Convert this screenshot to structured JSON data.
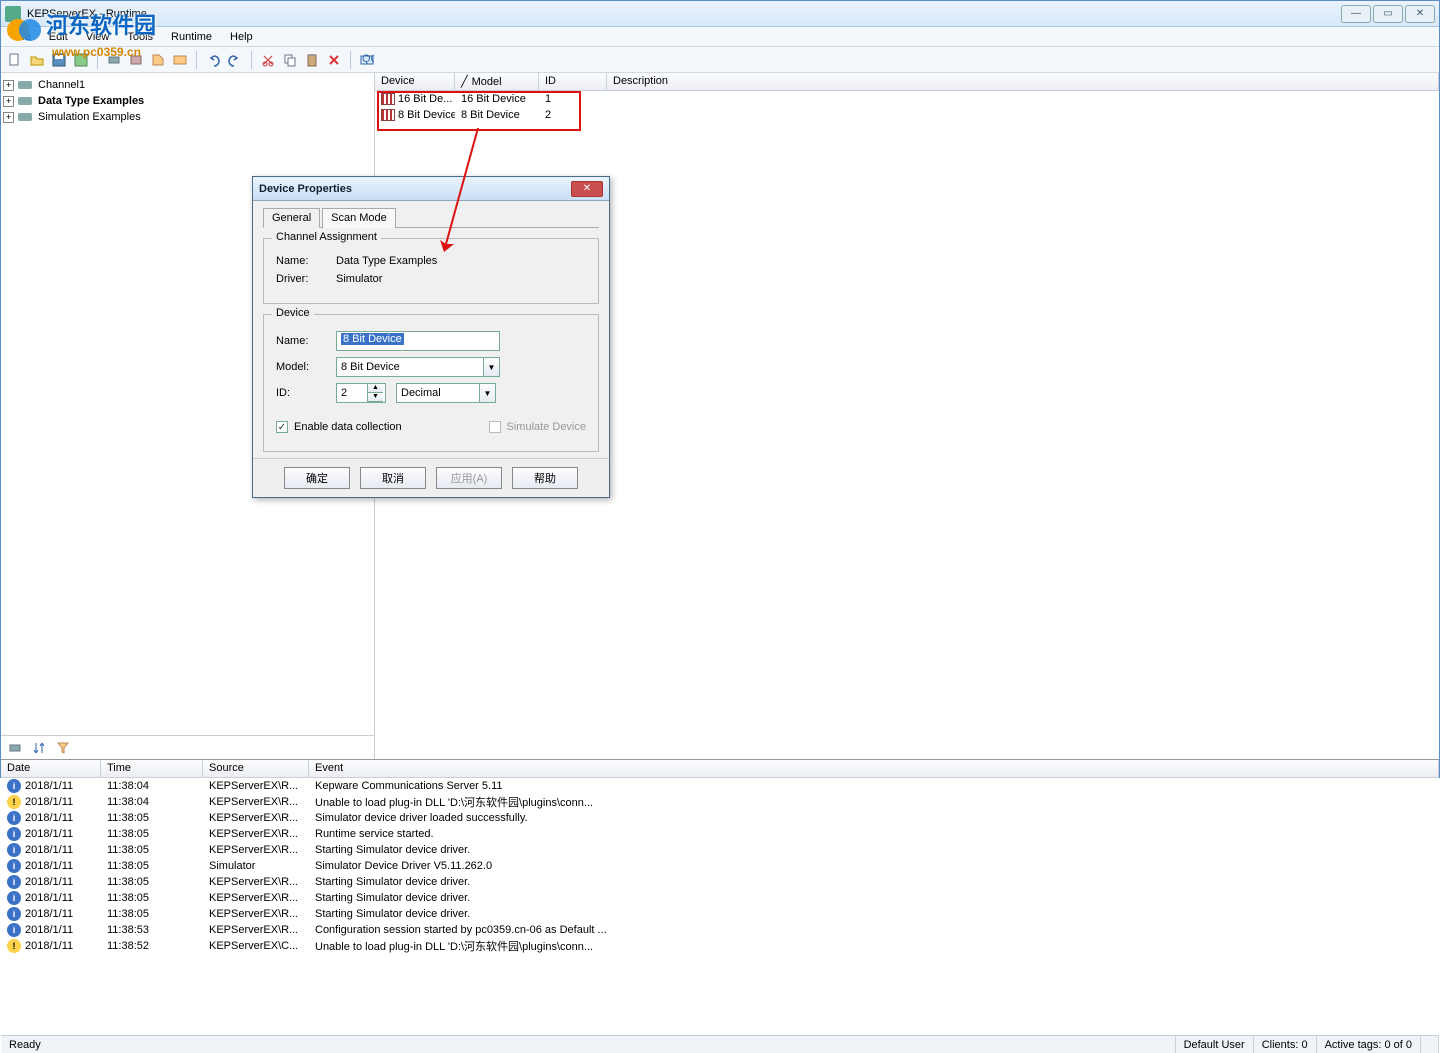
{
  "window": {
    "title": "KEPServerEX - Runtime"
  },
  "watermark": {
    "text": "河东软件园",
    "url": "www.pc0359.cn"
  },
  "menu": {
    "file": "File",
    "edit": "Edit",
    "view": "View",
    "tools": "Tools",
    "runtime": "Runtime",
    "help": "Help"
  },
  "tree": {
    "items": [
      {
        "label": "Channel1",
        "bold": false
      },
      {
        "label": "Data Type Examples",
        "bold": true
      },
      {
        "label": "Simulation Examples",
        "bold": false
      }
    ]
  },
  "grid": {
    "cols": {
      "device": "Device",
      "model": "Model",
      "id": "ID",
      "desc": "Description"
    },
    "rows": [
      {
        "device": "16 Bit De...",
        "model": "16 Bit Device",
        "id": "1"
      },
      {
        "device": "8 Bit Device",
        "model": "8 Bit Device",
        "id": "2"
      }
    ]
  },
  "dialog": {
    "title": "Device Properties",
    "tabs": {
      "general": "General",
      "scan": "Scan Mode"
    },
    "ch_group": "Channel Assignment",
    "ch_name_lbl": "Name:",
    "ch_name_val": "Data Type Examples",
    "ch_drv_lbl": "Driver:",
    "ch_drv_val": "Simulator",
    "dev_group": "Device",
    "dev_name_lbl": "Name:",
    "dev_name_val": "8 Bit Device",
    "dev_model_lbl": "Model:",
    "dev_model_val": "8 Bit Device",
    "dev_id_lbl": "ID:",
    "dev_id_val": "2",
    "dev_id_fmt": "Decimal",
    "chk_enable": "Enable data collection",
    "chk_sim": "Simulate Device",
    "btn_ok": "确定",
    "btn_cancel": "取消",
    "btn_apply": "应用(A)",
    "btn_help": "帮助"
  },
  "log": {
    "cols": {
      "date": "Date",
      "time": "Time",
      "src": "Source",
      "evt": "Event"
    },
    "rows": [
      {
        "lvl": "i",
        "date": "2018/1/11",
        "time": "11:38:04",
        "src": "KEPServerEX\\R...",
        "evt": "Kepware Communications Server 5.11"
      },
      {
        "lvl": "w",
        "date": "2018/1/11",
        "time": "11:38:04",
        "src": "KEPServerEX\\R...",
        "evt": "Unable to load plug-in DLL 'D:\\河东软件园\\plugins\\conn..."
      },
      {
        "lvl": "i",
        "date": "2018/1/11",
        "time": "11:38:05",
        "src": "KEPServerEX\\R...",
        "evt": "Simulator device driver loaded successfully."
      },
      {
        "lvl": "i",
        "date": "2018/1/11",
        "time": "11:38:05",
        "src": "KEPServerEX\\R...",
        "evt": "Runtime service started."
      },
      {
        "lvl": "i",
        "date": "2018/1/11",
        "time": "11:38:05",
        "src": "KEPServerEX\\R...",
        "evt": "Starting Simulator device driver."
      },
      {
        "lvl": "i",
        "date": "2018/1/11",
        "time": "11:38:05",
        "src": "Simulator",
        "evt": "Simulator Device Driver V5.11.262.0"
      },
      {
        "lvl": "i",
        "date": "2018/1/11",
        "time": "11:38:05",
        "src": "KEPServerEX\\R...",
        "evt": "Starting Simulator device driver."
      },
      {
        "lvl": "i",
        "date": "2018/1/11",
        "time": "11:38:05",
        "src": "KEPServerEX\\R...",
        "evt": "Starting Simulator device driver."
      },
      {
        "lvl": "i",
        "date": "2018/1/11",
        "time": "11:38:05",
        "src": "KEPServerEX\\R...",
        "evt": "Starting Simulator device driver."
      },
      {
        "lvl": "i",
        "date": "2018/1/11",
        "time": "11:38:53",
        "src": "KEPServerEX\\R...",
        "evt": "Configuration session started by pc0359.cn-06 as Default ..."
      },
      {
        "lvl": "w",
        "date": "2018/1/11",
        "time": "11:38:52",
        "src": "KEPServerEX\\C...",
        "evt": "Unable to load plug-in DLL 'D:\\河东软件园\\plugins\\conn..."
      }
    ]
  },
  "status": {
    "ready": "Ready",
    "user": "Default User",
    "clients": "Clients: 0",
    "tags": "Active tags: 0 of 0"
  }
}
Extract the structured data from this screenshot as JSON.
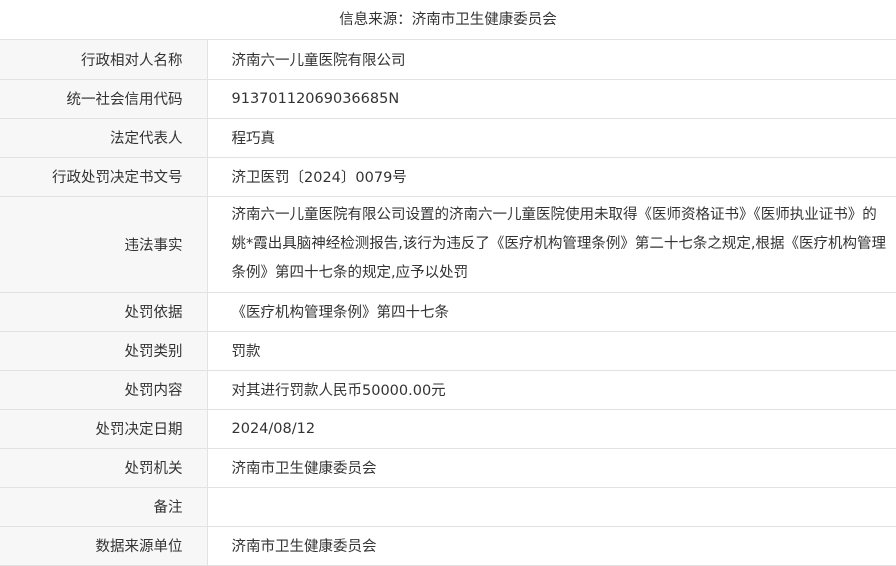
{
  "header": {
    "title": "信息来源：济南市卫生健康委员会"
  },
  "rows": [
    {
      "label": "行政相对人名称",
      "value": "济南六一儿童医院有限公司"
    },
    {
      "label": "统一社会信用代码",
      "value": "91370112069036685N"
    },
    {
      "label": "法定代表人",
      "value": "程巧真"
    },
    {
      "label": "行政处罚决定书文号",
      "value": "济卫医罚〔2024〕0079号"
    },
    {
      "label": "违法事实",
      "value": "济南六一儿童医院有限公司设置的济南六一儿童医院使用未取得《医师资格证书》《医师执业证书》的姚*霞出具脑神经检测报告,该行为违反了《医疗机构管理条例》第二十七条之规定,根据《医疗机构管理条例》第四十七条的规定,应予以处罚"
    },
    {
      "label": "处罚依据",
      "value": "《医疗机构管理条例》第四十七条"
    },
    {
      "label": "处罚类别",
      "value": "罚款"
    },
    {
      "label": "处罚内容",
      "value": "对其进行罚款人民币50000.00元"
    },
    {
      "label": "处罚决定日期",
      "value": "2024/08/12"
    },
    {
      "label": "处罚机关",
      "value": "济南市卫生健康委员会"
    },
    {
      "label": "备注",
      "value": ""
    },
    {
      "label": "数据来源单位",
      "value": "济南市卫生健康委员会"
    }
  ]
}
*****
EXERCISE BRIEF » Scan the material line by line and report each one that contains "JSON".

EXERCISE ANSWER »
Convert this screenshot to structured JSON data.
Extract the structured data from this screenshot as JSON.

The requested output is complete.